Copy each line of the data below with the word "text".

Information provided start

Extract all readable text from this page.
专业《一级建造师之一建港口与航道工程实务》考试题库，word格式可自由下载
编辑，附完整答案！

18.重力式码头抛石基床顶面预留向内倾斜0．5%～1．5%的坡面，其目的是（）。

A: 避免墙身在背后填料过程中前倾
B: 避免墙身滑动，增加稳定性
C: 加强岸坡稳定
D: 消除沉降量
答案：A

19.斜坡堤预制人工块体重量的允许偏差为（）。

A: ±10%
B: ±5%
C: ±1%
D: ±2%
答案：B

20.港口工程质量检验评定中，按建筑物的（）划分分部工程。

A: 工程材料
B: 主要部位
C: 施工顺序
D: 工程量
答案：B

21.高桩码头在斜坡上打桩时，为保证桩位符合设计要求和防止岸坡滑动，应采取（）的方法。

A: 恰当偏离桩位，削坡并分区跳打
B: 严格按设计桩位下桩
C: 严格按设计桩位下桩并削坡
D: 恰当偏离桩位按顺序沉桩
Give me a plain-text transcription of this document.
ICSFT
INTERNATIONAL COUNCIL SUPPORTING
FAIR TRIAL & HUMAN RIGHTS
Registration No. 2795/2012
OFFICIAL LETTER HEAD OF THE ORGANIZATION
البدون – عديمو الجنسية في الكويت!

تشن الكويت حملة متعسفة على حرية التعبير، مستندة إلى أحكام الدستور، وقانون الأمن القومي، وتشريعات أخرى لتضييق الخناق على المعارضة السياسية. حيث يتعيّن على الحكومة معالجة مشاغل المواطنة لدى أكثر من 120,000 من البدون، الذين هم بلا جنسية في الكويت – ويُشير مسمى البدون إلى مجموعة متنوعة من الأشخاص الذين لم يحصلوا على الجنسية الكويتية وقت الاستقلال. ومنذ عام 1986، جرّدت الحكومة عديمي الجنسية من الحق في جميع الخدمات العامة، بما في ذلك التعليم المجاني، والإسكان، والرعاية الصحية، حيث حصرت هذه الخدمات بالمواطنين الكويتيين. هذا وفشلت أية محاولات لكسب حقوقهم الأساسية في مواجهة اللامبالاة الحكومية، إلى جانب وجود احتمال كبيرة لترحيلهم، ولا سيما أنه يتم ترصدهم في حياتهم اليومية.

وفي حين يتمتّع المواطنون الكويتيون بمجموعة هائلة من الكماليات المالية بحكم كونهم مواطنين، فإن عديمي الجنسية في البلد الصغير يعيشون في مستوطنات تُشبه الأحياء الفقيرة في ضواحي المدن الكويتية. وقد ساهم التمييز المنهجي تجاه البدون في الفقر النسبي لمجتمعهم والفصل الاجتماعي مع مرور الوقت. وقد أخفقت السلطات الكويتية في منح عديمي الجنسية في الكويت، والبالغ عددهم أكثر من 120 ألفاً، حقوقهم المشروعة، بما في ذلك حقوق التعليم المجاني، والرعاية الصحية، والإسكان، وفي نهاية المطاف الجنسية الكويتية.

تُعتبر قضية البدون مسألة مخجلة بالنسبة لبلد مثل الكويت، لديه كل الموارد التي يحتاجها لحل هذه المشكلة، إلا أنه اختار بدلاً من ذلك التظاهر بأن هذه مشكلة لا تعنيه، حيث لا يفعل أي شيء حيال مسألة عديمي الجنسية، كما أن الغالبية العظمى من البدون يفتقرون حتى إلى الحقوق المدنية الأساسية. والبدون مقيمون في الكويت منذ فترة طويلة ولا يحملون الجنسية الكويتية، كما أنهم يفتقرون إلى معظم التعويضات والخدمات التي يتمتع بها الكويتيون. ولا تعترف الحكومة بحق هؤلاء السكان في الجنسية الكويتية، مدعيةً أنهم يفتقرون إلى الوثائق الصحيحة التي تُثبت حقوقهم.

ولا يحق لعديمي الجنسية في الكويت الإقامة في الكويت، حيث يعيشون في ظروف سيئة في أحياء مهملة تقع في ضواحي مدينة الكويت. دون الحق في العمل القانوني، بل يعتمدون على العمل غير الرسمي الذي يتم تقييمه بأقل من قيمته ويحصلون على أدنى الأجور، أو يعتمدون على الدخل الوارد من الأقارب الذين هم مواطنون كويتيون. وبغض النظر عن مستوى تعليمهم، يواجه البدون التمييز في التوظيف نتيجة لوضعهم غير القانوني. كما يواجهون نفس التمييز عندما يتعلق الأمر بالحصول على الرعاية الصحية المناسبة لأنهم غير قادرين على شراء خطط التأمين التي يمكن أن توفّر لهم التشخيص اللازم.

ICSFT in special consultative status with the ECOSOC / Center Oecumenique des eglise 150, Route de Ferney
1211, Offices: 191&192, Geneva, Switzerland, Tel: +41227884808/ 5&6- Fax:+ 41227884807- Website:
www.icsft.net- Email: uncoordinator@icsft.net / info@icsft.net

Information provided end

The response.
Extract all readable text from this page.
Give me a plain-text transcription of this document.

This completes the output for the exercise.